### EXTRACTED DATA
>> start

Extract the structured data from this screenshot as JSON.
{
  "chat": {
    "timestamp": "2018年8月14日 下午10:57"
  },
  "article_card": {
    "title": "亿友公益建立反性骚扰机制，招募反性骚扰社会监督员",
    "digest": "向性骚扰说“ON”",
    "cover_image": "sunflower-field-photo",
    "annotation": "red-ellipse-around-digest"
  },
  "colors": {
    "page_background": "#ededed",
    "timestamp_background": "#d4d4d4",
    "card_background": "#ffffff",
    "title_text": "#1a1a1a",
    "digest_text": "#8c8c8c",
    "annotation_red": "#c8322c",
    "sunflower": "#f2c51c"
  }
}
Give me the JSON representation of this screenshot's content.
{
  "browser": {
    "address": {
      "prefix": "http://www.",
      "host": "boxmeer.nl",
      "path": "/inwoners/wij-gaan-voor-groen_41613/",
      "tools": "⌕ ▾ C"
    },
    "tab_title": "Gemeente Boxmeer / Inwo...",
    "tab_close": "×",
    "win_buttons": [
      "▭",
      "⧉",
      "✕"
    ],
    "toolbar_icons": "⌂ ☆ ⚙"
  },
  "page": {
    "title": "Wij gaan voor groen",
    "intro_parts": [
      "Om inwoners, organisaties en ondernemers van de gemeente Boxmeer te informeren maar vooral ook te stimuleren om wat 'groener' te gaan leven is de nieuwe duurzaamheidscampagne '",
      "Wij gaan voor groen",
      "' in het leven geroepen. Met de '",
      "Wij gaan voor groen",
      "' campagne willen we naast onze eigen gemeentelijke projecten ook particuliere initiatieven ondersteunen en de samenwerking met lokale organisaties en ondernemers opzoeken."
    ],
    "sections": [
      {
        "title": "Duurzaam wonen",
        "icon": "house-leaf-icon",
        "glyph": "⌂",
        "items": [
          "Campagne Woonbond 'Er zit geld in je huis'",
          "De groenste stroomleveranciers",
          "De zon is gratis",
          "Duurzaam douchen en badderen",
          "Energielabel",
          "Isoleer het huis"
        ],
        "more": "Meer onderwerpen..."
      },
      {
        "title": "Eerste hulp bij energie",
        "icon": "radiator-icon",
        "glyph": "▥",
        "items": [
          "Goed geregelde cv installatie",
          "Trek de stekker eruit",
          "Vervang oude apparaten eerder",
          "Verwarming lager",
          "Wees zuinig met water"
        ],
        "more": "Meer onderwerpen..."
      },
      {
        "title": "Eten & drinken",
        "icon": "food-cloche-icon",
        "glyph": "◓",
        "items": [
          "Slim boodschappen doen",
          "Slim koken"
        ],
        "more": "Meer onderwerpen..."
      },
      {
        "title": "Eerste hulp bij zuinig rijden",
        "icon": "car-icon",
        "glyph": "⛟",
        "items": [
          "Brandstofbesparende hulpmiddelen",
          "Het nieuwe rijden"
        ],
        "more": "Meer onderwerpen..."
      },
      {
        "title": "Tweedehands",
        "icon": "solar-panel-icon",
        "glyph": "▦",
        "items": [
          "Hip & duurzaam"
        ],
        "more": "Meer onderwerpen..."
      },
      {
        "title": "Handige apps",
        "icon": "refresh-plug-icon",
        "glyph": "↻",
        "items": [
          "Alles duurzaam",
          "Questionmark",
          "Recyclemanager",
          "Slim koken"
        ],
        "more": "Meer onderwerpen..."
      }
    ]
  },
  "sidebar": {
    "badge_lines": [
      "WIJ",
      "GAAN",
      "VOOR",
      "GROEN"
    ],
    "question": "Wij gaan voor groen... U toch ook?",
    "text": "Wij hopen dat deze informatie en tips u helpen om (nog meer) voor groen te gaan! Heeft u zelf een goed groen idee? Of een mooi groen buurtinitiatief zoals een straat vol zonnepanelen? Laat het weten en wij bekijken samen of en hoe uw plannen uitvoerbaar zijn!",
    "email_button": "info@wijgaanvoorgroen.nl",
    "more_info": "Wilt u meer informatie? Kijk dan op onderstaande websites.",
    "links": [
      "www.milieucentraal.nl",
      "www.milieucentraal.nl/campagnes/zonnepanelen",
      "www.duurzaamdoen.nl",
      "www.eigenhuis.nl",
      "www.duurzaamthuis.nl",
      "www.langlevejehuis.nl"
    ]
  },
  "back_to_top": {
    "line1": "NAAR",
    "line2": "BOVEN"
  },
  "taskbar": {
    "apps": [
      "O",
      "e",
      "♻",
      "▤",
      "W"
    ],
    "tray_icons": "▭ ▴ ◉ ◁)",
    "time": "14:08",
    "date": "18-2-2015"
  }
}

>> end

### WHAT THE EXERCISE ASKS
Copy each record from above without leaving any out.

### FULL OUTPUT
Extract the structured data from this screenshot as JSON.
{
  "chat": {
    "timestamp": "2018年8月14日 下午10:57"
  },
  "article_card": {
    "title": "亿友公益建立反性骚扰机制，招募反性骚扰社会监督员",
    "digest": "向性骚扰说“ON”",
    "cover_image": "sunflower-field-photo",
    "annotation": "red-ellipse-around-digest"
  },
  "colors": {
    "page_background": "#ededed",
    "timestamp_background": "#d4d4d4",
    "card_background": "#ffffff",
    "title_text": "#1a1a1a",
    "digest_text": "#8c8c8c",
    "annotation_red": "#c8322c",
    "sunflower": "#f2c51c"
  }
}
Give me the JSON representation of this screenshot's content.
{
  "browser": {
    "address": {
      "prefix": "http://www.",
      "host": "boxmeer.nl",
      "path": "/inwoners/wij-gaan-voor-groen_41613/",
      "tools": "⌕ ▾ C"
    },
    "tab_title": "Gemeente Boxmeer / Inwo...",
    "tab_close": "×",
    "win_buttons": [
      "▭",
      "⧉",
      "✕"
    ],
    "toolbar_icons": "⌂ ☆ ⚙"
  },
  "page": {
    "title": "Wij gaan voor groen",
    "intro_parts": [
      "Om inwoners, organisaties en ondernemers van de gemeente Boxmeer te informeren maar vooral ook te stimuleren om wat 'groener' te gaan leven is de nieuwe duurzaamheidscampagne '",
      "Wij gaan voor groen",
      "' in het leven geroepen. Met de '",
      "Wij gaan voor groen",
      "' campagne willen we naast onze eigen gemeentelijke projecten ook particuliere initiatieven ondersteunen en de samenwerking met lokale organisaties en ondernemers opzoeken."
    ],
    "sections": [
      {
        "title": "Duurzaam wonen",
        "icon": "house-leaf-icon",
        "glyph": "⌂",
        "items": [
          "Campagne Woonbond 'Er zit geld in je huis'",
          "De groenste stroomleveranciers",
          "De zon is gratis",
          "Duurzaam douchen en badderen",
          "Energielabel",
          "Isoleer het huis"
        ],
        "more": "Meer onderwerpen..."
      },
      {
        "title": "Eerste hulp bij energie",
        "icon": "radiator-icon",
        "glyph": "▥",
        "items": [
          "Goed geregelde cv installatie",
          "Trek de stekker eruit",
          "Vervang oude apparaten eerder",
          "Verwarming lager",
          "Wees zuinig met water"
        ],
        "more": "Meer onderwerpen..."
      },
      {
        "title": "Eten & drinken",
        "icon": "food-cloche-icon",
        "glyph": "◓",
        "items": [
          "Slim boodschappen doen",
          "Slim koken"
        ],
        "more": "Meer onderwerpen..."
      },
      {
        "title": "Eerste hulp bij zuinig rijden",
        "icon": "car-icon",
        "glyph": "⛟",
        "items": [
          "Brandstofbesparende hulpmiddelen",
          "Het nieuwe rijden"
        ],
        "more": "Meer onderwerpen..."
      },
      {
        "title": "Tweedehands",
        "icon": "solar-panel-icon",
        "glyph": "▦",
        "items": [
          "Hip & duurzaam"
        ],
        "more": "Meer onderwerpen..."
      },
      {
        "title": "Handige apps",
        "icon": "refresh-plug-icon",
        "glyph": "↻",
        "items": [
          "Alles duurzaam",
          "Questionmark",
          "Recyclemanager",
          "Slim koken"
        ],
        "more": "Meer onderwerpen..."
      }
    ]
  },
  "sidebar": {
    "badge_lines": [
      "WIJ",
      "GAAN",
      "VOOR",
      "GROEN"
    ],
    "question": "Wij gaan voor groen... U toch ook?",
    "text": "Wij hopen dat deze informatie en tips u helpen om (nog meer) voor groen te gaan! Heeft u zelf een goed groen idee? Of een mooi groen buurtinitiatief zoals een straat vol zonnepanelen? Laat het weten en wij bekijken samen of en hoe uw plannen uitvoerbaar zijn!",
    "email_button": "info@wijgaanvoorgroen.nl",
    "more_info": "Wilt u meer informatie? Kijk dan op onderstaande websites.",
    "links": [
      "www.milieucentraal.nl",
      "www.milieucentraal.nl/campagnes/zonnepanelen",
      "www.duurzaamdoen.nl",
      "www.eigenhuis.nl",
      "www.duurzaamthuis.nl",
      "www.langlevejehuis.nl"
    ]
  },
  "back_to_top": {
    "line1": "NAAR",
    "line2": "BOVEN"
  },
  "taskbar": {
    "apps": [
      "O",
      "e",
      "♻",
      "▤",
      "W"
    ],
    "tray_icons": "▭ ▴ ◉ ◁)",
    "time": "14:08",
    "date": "18-2-2015"
  }
}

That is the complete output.